RECORDS FOR THIS EXERCISE:
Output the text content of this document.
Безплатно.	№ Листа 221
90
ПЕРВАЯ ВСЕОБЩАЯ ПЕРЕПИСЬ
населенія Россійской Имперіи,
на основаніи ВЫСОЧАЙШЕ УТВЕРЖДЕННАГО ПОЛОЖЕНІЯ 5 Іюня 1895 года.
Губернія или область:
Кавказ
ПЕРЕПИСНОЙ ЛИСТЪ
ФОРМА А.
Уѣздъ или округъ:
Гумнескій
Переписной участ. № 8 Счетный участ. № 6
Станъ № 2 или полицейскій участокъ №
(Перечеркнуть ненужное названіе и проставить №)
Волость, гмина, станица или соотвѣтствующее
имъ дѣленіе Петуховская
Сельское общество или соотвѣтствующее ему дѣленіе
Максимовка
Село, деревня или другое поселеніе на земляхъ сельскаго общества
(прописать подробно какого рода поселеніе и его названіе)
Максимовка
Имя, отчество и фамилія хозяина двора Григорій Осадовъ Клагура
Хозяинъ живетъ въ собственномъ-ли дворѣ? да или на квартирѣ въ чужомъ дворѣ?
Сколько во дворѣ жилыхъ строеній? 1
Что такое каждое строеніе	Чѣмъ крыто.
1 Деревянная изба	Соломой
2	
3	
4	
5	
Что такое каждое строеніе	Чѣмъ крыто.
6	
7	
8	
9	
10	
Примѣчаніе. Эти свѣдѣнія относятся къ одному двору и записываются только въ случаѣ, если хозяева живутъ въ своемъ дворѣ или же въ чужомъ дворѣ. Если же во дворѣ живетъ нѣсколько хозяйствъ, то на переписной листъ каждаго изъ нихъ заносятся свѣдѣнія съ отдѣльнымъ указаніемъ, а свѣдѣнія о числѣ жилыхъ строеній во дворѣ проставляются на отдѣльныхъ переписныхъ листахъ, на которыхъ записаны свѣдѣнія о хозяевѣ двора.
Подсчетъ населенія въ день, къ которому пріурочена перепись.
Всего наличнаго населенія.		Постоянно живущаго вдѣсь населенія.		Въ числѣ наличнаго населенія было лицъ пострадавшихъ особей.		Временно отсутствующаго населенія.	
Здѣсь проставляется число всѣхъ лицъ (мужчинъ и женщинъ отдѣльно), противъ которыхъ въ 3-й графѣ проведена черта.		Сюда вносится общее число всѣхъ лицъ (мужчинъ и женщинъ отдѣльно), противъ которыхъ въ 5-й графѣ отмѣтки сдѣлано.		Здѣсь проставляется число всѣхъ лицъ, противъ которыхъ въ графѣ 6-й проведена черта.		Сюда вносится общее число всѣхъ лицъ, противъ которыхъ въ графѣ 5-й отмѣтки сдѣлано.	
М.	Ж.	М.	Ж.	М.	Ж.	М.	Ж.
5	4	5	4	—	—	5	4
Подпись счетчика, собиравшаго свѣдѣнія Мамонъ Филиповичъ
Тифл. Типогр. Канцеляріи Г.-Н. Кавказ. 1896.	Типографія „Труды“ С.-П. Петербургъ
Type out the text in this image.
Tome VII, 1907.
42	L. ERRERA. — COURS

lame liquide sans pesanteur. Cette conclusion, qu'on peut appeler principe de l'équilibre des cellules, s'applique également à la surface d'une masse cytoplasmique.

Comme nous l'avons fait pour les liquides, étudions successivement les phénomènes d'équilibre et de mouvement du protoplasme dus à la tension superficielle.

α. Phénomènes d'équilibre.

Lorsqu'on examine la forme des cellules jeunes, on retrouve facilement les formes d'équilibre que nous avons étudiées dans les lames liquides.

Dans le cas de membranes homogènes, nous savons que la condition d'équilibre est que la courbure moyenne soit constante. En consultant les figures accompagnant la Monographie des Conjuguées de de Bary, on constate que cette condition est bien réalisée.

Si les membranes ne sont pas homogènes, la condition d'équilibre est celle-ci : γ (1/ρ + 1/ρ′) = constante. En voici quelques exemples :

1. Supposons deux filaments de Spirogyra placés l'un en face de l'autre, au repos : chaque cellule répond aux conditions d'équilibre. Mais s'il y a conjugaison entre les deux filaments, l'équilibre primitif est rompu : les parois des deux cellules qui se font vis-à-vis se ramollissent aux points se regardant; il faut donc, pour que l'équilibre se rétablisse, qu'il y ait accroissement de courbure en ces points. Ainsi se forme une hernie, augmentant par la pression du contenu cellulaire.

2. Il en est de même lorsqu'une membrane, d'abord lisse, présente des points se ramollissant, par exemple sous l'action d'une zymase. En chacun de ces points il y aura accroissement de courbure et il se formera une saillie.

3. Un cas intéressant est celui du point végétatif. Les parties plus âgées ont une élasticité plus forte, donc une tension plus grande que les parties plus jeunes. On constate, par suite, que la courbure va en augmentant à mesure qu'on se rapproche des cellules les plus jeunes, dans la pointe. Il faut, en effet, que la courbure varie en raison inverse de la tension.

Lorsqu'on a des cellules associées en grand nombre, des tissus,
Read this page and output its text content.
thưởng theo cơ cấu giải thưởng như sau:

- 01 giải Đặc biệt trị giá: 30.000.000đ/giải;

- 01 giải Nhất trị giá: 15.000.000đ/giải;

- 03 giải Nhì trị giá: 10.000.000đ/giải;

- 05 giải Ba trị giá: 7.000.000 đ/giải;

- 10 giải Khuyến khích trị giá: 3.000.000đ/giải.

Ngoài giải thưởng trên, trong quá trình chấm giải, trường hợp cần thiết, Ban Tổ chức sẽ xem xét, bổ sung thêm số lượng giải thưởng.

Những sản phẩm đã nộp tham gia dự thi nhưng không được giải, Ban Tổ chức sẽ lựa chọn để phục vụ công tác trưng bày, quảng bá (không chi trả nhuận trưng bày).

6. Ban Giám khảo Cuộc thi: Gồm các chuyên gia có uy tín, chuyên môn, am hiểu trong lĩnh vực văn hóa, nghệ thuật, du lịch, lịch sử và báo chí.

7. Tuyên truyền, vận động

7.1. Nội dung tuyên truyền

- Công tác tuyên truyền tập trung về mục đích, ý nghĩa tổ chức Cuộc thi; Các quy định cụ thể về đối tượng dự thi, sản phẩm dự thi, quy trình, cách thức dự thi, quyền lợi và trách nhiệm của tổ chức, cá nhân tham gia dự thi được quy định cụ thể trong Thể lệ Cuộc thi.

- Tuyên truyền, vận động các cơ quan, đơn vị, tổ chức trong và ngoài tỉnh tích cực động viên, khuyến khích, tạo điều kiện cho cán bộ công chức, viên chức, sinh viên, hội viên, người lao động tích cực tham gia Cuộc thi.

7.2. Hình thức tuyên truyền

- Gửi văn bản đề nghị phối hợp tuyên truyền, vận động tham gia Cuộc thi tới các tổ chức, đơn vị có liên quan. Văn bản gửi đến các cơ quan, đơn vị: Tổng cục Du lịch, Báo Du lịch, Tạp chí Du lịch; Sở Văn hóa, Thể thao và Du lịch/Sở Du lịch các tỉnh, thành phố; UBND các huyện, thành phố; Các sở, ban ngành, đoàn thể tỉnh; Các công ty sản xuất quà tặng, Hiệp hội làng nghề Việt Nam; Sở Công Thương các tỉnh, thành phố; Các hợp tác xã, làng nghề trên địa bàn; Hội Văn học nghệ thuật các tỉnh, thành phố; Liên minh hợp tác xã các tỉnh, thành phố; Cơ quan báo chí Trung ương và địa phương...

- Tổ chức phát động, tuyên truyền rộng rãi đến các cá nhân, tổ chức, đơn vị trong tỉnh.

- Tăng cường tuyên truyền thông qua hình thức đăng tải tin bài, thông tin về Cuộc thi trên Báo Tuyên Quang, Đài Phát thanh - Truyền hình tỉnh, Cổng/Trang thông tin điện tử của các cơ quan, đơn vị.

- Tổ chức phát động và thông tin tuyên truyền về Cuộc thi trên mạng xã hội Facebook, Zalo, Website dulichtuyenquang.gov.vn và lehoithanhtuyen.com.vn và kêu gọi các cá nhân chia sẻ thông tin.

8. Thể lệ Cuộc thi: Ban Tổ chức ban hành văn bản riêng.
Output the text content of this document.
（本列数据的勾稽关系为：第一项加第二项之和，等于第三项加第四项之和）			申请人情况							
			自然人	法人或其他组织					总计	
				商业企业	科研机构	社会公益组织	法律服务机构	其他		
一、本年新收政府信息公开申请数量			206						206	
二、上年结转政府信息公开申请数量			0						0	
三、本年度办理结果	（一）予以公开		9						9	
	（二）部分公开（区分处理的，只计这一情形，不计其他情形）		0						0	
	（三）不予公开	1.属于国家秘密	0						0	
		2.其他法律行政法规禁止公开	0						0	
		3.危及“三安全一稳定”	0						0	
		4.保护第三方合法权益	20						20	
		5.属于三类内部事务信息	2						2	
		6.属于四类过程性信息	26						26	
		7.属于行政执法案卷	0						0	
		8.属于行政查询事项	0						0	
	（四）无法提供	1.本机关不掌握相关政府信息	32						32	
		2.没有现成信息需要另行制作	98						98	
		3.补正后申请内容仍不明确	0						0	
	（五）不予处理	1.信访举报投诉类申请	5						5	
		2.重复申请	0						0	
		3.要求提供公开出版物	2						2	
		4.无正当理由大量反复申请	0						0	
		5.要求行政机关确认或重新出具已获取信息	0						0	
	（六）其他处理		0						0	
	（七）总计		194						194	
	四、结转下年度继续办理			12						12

THE PROBLEM: Report how many lines of the listing above include the word "дворѣ". Say nothing but the number.

RESPONSE TO THIS EXERCISE: 3